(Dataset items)
** BEGIN **
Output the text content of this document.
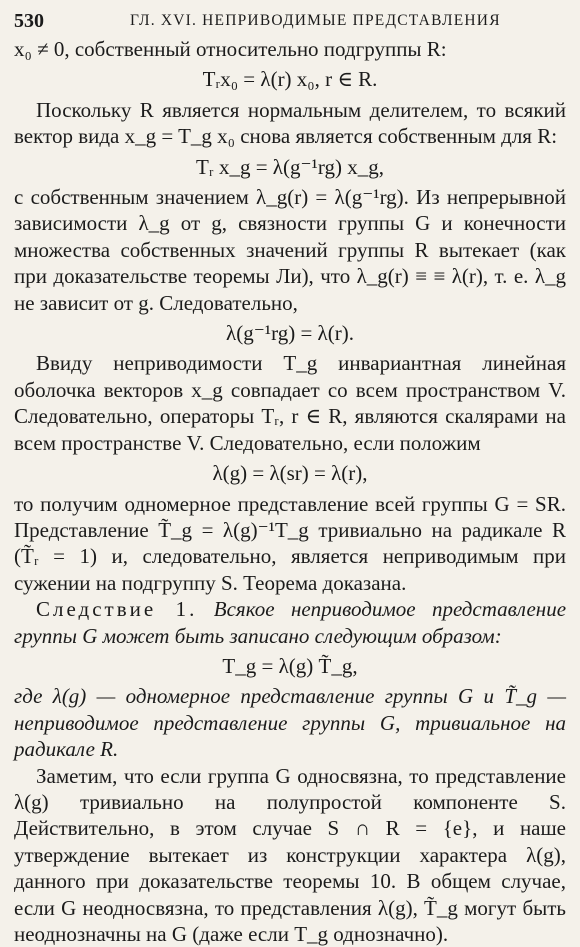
530	ГЛ. XVI. НЕПРИВОДИМЫЕ ПРЕДСТАВЛЕНИЯ

x₀ ≠ 0, собственный относительно подгруппы R:

Tᵣx₀ = λ(r) x₀, r ∈ R.

Поскольку R является нормальным делителем, то всякий вектор вида x_g = T_g x₀ снова является собственным для R:

Tᵣ x_g = λ(g⁻¹rg) x_g,

с собственным значением λ_g(r) = λ(g⁻¹rg). Из непрерывной зависимости λ_g от g, связности группы G и конечности множества собственных значений группы R вытекает (как при доказательстве теоремы Ли), что λ_g(r) ≡ ≡ λ(r), т. е. λ_g не зависит от g. Следовательно,

λ(g⁻¹rg) = λ(r).

Ввиду неприводимости T_g инвариантная линейная оболочка векторов x_g совпадает со всем пространством V. Следовательно, операторы Tᵣ, r ∈ R, являются скалярами на всем пространстве V. Следовательно, если положим

λ(g) = λ(sr) = λ(r),

то получим одномерное представление всей группы G = SR. Представление T̃_g = λ(g)⁻¹T_g тривиально на радикале R (T̃ᵣ = 1) и, следовательно, является неприводимым при сужении на подгруппу S. Теорема доказана.

Следствие 1. Всякое неприводимое представление группы G может быть записано следующим образом:

T_g = λ(g) T̃_g,

где λ(g) — одномерное представление группы G и T̃_g — неприводимое представление группы G, тривиальное на радикале R.

Заметим, что если группа G односвязна, то представление λ(g) тривиально на полупростой компоненте S. Действительно, в этом случае S ∩ R = {e}, и наше утверждение вытекает из конструкции характера λ(g), данного при доказательстве теоремы 10. В общем случае, если G неодносвязна, то представления λ(g), T̃_g могут быть неоднозначны на G (даже если T_g однозначно).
** END **
EXERCISE DETAILS — Write out every line of the listing that holds the word "одномерное".

EXERCISE ANSWER —
то получим одномерное представление всей группы G = SR. Представление T̃_g = λ(g)⁻¹T_g тривиально на радикале R (T̃ᵣ = 1) и, следовательно, является неприводимым при сужении на подгруппу S. Теорема доказана.
где λ(g) — одномерное представление группы G и T̃_g — неприводимое представление группы G, тривиальное на радикале R.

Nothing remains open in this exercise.